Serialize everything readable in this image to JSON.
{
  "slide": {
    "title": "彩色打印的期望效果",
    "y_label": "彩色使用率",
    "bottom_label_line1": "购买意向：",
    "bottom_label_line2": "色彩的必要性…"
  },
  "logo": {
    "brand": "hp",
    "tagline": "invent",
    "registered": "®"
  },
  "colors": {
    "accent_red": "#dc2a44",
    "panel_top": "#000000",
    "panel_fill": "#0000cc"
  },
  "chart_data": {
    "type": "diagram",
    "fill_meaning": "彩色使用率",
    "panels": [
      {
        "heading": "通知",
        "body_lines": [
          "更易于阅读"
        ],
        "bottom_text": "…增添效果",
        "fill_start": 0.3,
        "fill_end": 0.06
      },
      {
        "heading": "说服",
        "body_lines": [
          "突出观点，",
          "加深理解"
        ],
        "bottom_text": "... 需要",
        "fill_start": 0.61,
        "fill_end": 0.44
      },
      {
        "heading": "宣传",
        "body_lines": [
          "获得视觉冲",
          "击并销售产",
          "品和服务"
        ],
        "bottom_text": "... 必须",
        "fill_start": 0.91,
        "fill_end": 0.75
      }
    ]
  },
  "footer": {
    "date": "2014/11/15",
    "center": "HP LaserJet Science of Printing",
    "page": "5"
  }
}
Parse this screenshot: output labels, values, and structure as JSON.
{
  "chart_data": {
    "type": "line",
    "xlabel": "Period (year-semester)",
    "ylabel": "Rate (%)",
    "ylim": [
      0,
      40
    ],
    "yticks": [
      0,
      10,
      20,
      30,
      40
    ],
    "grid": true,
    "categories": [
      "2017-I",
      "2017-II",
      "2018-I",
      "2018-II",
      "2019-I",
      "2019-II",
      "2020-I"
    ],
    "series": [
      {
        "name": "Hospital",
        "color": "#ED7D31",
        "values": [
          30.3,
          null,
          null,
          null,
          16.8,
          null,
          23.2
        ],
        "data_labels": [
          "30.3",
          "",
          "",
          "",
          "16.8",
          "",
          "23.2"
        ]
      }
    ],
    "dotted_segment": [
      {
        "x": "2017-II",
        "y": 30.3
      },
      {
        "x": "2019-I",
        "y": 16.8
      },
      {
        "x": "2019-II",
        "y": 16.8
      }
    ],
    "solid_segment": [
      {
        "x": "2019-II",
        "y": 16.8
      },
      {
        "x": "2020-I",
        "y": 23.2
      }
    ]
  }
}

## What to work on
Report each line in the data that holds the word "this".

## Finished answer
Serialize everything readable in this image to JSON.
Parse this screenshot: output labels, values, and structure as JSON.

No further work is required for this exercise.